> _Aufgabe 1_
Beantworte anhand des Bibelessays:
(a) Bei wem ist Jesus zu Gast?
(b) Welches Wort verwendet der Text für Martas Tätigkeit?
(c) Als was wird beschrieben, was Marta tut?

> _Textauszug_
○ ○ ○
Bibelessay zu Lukas 10, 38 - 42
Jesus ist zu Gast bei Maria und Marta. Die Schwestern begegnen an dieser Stelle im Lukasevangelium zum ersten Mal. Sie haben Jesus erst kennengelernt, nehmen den Fremden in ihrem Haus auf.
8. April 2017, 21:58
Erfüllte Zeit 17.7.2016
Genauer gesagt ist es Marta, die das tut. Sie ist die aktivere von beiden. Tätig sorgt sie für das Wohlbefinden des Gastes. Der Text nennt ihre Tätigkeit „wichtig“. Vermutlich folgt Marta den Regeln der Gastlichkeit: Sie sorgt dafür, dass Jesus sich von der Reise reinigen kann, bereitet Essen zu, bewirtet ihn. Was sie tut, wird als Diakonia beschrieben, als Liebesdienst.
○ ○ ○
> _Auszüge der Einträge_

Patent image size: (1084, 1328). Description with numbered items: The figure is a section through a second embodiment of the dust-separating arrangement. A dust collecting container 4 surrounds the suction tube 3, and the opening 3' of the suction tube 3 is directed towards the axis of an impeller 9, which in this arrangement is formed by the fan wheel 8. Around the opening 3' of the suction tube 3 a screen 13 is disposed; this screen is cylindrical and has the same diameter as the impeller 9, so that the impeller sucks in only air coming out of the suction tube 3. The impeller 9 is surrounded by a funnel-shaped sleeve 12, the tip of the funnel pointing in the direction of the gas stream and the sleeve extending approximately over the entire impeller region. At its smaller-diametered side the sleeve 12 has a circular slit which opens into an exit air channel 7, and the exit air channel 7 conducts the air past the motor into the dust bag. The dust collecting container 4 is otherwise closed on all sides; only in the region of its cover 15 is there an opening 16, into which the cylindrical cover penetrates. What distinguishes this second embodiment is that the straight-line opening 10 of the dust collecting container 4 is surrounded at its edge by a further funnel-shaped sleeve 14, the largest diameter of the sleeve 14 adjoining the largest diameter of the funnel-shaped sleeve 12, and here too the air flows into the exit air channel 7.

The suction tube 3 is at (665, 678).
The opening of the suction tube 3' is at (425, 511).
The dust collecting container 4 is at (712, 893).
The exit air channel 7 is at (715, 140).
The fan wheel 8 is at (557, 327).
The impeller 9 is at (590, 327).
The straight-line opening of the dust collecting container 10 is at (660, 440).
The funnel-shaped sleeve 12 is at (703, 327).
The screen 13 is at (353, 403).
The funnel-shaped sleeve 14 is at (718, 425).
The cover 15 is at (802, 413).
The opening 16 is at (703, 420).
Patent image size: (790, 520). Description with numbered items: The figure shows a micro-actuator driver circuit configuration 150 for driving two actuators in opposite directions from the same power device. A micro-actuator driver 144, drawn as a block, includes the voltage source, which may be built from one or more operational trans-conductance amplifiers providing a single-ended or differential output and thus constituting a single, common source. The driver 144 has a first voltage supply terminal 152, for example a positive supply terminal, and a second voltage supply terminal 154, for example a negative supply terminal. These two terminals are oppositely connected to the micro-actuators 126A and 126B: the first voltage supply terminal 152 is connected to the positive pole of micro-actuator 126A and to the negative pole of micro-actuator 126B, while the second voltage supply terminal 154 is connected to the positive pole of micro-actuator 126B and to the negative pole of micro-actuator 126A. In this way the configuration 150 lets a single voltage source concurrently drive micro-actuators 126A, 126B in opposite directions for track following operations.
○ ○ ○
> _Aufgabe 2_
Gib die Einträge als Markdown-Tabelle mit den Spalten Nr und Eintrag wieder. Beginne beim ersten Eintrag, höre nach der Zeile mit „The impeller 9 is at (590, 327).“ auf und lass Leerzeilen weg.

> _Antwort 1_
(a) Bei Maria und Marta.
(b) „wichtig“
(c) Als Diakonia, als Liebesdienst.

> _Antwort 2_
| Nr | Eintrag |
|---|---|
| 1 | Patent image size: (1084, 1328). Description with numbered items: The figure is a section through a second embodiment of the dust-separating arrangement. A dust collecting container 4 surrounds the suction tube 3, and the opening 3' of the suction tube 3 is directed towards the axis of an impeller 9, which in this arrangement is formed by the fan wheel 8. Around the opening 3' of the suction tube 3 a screen 13 is disposed; this screen is cylindrical and has the same diameter as the impeller 9, so that the impeller sucks in only air coming out of the suction tube 3. The impeller 9 is surrounded by a funnel-shaped sleeve 12, the tip of the funnel pointing in the direction of the gas stream and the sleeve extending approximately over the entire impeller region. At its smaller-diametered side the sleeve 12 has a circular slit which opens into an exit air channel 7, and the exit air channel 7 conducts the air past the motor into the dust bag. The dust collecting container 4 is otherwise closed on all sides; only in the region of its cover 15 is there an opening 16, into which the cylindrical cover penetrates. What distinguishes this second embodiment is that the straight-line opening 10 of the dust collecting container 4 is surrounded at its edge by a further funnel-shaped sleeve 14, the largest diameter of the sleeve 14 adjoining the largest diameter of the funnel-shaped sleeve 12, and here too the air flows into the exit air channel 7. |
| 2 | The suction tube 3 is at (665, 678). |
| 3 | The opening of the suction tube 3' is at (425, 511). |
| 4 | The dust collecting container 4 is at (712, 893). |
| 5 | The exit air channel 7 is at (715, 140). |
| 6 | The fan wheel 8 is at (557, 327). |
| 7 | The impeller 9 is at (590, 327). |